• Stated exercise
Each line that holds the word "text" is to be identified and copied.
★ ★ ★
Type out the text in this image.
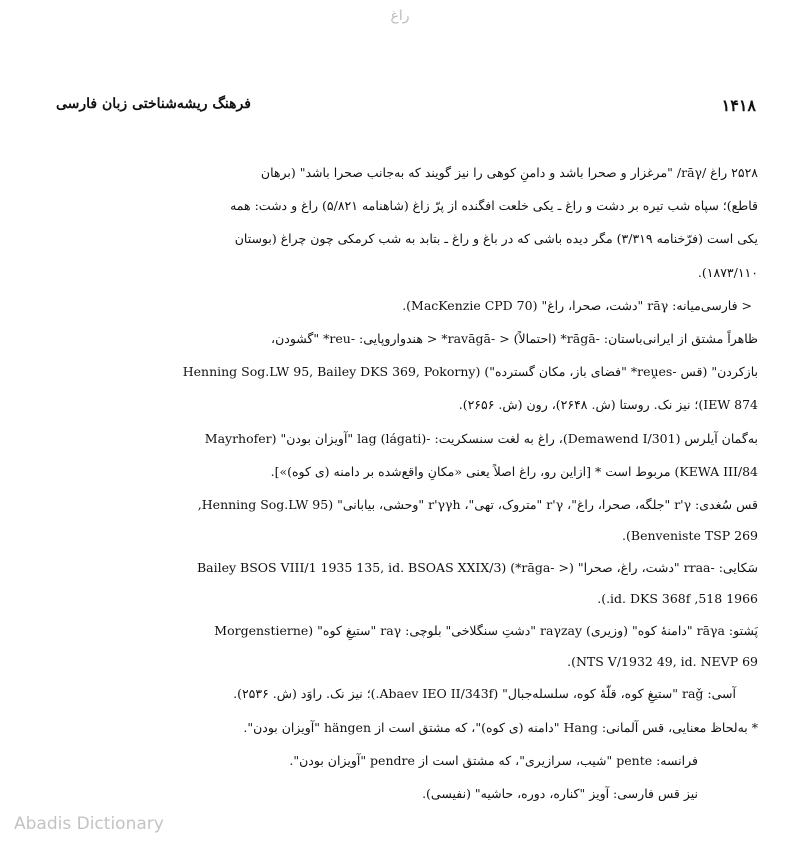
راغ
۱۴۱۸
فرهنگ ریشه‌شناختی زبان فارسی
۲۵۲۸ راغ /rāγ/ "مرغزار و صحرا باشد و دامنِ کوهی را نیز گویند که به‌جانب صحرا باشد" (برهان
قاطع)؛ سپاه شب تیره بر دشت و راغ ـ یکی خلعت افگنده از پرّ زاغ (شاهنامه ۵/۸۲۱) راغ و دشت: همه
یکی است (فرّخنامه ۳/۳۱۹) مگر دیده باشی که در باغ و راغ ـ بتابد به شب کرمکی چون چراغ (بوستان
۱۸۷۳/۱۱۰).
< فارسی‌میانه: rāγ "دشت، صحرا، راغ" (MacKenzie CPD 70).
ظاهراً مشتق از ایرانی‌باستان: -rāgā* (احتمالاً) < -ravāgā* < هندواروپایی: -reu* "گشودن،
بازکردن" (قس -reṷes* "فضای باز، مکان گسترده") (Henning Sog.LW 95, Bailey DKS 369, Pokorny
IEW 874)؛ نیز نک. روستا (ش. ۲۶۴۸)، رون (ش. ۲۶۵۶).
به‌گمان آیلرس (Demawend I/301)، راغ به لغت سنسکریت: -lag (lágati) "آویزان بودن" (Mayrhofer
KEWA III/84) مربوط است * [ازاین رو، راغ اصلاً یعنی «مکانِ واقع‌شده بر دامنه (ی کوه)»].
قس سُغدی: r'γ "جلگه، صحرا، راغ"، r'γ "متروک، تهی"، r'γγh "وحشی، بیابانی" (Henning Sog.LW 95,
Benveniste TSP 269).
سَکایی: -rraa "دشت، راغ، صحرا" (< -rāga*) (Bailey BSOS VIII/1 1935 135, id. BSOAS XXIX/3
1966 518, id. DKS 368f.).
پَشتو: rāγa "دامنهٔ کوه" (وزیری) raγzay "دشتِ سنگلاخی" بلوچی: raγ "ستیغِ کوه" (Morgenstierne
NTS V/1932 49, id. NEVP 69).
آسی: raǧ "ستیغِ کوه، قلّهٔ کوه، سلسله‌جبال" (Abaev IEO II/343f.)؛ نیز نک. راوَد (ش. ۲۵۳۶).
* به‌لحاظ معنایی، قس آلمانی: Hang "دامنه (ی کوه)"، که مشتق است از hängen "آویزان بودن".
فرانسه: pente "شیب، سرازیری"، که مشتق است از pendre "آویزان بودن".
نیز قس فارسی: آویز "کناره، دوره، حاشیه" (نفیسی).
Abadis Dictionary
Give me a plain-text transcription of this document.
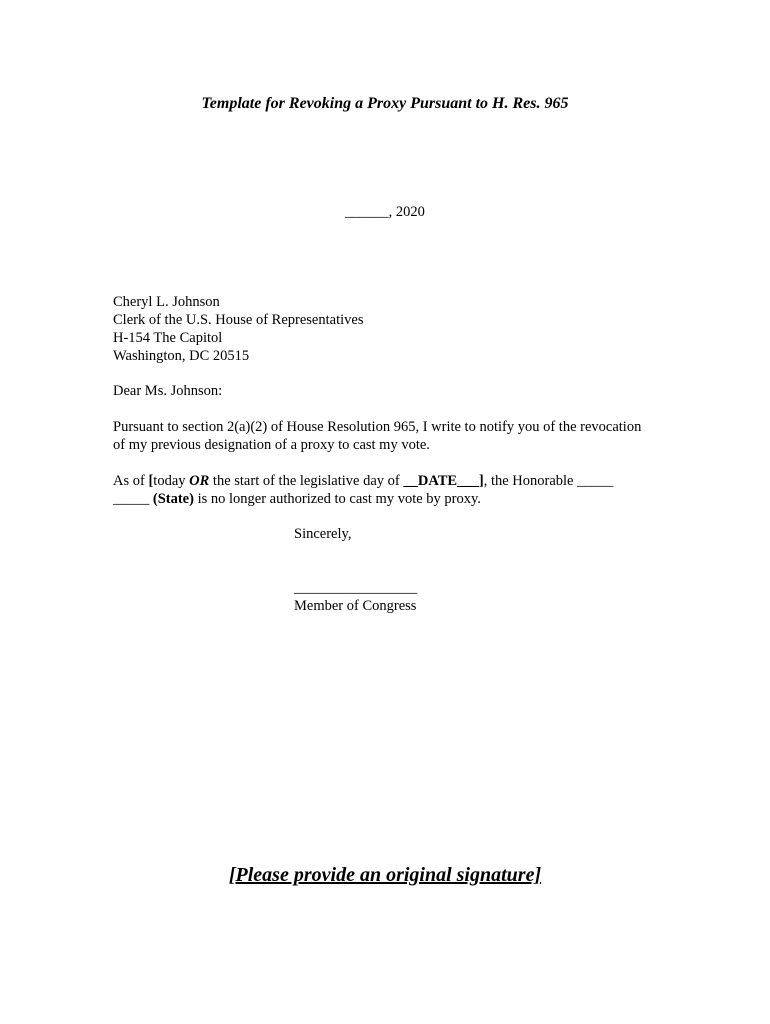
Template for Revoking a Proxy Pursuant to H. Res. 965

______, 2020

Cheryl L. Johnson
Clerk of the U.S. House of Representatives
H-154 The Capitol
Washington, DC 20515
Dear Ms. Johnson:

Pursuant to section 2(a)(2) of House Resolution 965, I write to notify you of the revocation of my previous designation of a proxy to cast my vote.

As of [today OR the start of the legislative day of __DATE___], the Honorable _____ _____ (State) is no longer authorized to cast my vote by proxy.

Sincerely,
_________________
Member of Congress

[Please provide an original signature]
★ ★ ★
• Result of the task
Type out the text in this image.
Give me a plain-text transcription of this document.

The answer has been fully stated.